EXERCISE DETAILS: Copy each line of the records that holds the string "LEGOS".

RECORDS SUPPLIED:

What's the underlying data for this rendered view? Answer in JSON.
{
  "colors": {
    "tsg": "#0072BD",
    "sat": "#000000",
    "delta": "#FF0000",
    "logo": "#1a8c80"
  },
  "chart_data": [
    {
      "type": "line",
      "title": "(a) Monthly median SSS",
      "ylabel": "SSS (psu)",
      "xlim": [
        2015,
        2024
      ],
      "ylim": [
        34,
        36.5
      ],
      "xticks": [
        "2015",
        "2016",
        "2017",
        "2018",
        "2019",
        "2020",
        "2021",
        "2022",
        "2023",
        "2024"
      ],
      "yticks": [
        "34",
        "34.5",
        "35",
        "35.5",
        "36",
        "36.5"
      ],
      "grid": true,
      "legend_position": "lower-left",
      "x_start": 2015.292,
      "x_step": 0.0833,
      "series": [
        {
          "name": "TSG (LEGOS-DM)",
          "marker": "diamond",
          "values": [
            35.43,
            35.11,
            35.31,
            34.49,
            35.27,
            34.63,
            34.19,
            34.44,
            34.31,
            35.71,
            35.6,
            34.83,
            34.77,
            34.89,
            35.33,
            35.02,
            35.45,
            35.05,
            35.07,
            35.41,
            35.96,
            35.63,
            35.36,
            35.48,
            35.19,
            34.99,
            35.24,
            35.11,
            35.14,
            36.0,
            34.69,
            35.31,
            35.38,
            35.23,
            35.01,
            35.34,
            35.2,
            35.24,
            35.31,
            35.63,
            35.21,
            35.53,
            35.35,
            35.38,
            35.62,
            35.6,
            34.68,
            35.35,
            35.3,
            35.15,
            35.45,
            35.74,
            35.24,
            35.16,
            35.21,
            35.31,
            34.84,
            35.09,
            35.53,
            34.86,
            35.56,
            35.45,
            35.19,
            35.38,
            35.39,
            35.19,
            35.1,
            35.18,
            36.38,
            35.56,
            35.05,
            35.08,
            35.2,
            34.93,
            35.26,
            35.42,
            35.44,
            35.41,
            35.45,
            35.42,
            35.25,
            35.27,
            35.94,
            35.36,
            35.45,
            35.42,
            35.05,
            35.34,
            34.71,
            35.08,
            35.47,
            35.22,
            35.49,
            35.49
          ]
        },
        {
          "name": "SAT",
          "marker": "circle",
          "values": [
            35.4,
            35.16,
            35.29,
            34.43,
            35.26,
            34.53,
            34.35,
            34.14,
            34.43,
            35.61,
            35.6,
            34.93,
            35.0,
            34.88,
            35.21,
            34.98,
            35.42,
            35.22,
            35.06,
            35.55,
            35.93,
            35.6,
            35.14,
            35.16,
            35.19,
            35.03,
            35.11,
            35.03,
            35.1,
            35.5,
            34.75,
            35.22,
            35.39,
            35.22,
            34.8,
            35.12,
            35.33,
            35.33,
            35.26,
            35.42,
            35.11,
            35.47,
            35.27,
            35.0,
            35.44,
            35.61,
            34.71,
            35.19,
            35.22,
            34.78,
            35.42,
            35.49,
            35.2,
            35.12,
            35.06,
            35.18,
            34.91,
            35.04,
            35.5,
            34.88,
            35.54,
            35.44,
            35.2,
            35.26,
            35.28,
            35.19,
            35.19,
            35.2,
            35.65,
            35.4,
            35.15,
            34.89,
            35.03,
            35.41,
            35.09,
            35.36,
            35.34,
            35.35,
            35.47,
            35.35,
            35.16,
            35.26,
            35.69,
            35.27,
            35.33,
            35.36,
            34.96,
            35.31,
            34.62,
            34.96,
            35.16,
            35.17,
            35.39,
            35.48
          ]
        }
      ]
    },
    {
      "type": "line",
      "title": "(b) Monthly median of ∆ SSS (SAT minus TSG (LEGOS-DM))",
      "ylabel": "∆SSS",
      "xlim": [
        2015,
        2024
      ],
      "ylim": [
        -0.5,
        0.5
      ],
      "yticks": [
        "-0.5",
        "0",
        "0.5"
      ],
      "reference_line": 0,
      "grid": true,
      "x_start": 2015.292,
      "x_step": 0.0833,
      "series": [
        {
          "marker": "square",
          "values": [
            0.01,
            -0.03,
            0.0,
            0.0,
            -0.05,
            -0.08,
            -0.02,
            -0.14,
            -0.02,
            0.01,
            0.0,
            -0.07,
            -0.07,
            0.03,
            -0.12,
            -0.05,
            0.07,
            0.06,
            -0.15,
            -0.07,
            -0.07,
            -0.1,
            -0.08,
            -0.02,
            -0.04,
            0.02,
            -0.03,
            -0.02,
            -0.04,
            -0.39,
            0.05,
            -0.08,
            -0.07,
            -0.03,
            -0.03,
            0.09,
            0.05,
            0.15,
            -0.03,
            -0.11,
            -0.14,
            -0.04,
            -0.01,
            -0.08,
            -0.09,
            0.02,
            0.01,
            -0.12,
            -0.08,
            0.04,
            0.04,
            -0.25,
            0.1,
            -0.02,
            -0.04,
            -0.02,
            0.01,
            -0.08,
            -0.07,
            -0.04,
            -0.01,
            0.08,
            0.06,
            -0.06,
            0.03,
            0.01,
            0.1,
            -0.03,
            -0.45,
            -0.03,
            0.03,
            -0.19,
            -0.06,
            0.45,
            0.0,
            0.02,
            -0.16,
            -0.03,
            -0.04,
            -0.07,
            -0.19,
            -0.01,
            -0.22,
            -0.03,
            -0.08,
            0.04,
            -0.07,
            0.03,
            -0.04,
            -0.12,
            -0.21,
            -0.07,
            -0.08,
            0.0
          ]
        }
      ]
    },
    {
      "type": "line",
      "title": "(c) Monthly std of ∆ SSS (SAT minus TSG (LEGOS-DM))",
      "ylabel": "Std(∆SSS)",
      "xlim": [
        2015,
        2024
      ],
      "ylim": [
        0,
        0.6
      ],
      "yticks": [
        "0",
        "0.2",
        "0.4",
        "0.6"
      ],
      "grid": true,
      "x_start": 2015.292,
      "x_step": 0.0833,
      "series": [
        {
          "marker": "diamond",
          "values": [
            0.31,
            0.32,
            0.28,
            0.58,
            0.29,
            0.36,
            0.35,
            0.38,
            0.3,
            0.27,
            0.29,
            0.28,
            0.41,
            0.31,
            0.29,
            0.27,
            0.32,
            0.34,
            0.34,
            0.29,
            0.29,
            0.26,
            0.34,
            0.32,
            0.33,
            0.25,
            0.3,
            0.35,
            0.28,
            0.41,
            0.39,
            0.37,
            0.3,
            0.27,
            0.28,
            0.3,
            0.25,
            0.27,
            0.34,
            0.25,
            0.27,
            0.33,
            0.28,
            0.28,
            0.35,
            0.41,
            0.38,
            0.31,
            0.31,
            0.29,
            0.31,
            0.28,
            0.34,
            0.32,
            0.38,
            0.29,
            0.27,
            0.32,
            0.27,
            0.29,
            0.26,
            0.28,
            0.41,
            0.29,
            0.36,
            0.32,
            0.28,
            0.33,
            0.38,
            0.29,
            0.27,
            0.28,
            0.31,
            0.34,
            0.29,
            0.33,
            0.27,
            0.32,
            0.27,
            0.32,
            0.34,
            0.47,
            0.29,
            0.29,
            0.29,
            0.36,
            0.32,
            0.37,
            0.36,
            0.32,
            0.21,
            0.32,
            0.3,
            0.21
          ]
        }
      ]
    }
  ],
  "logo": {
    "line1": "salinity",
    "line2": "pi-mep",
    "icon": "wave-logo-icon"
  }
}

ANSWER TO THE TASK:
          "name": "TSG (LEGOS-DM)",
      "title": "(b) Monthly median of ∆ SSS (SAT minus TSG (LEGOS-DM))",
      "title": "(c) Monthly std of ∆ SSS (SAT minus TSG (LEGOS-DM))",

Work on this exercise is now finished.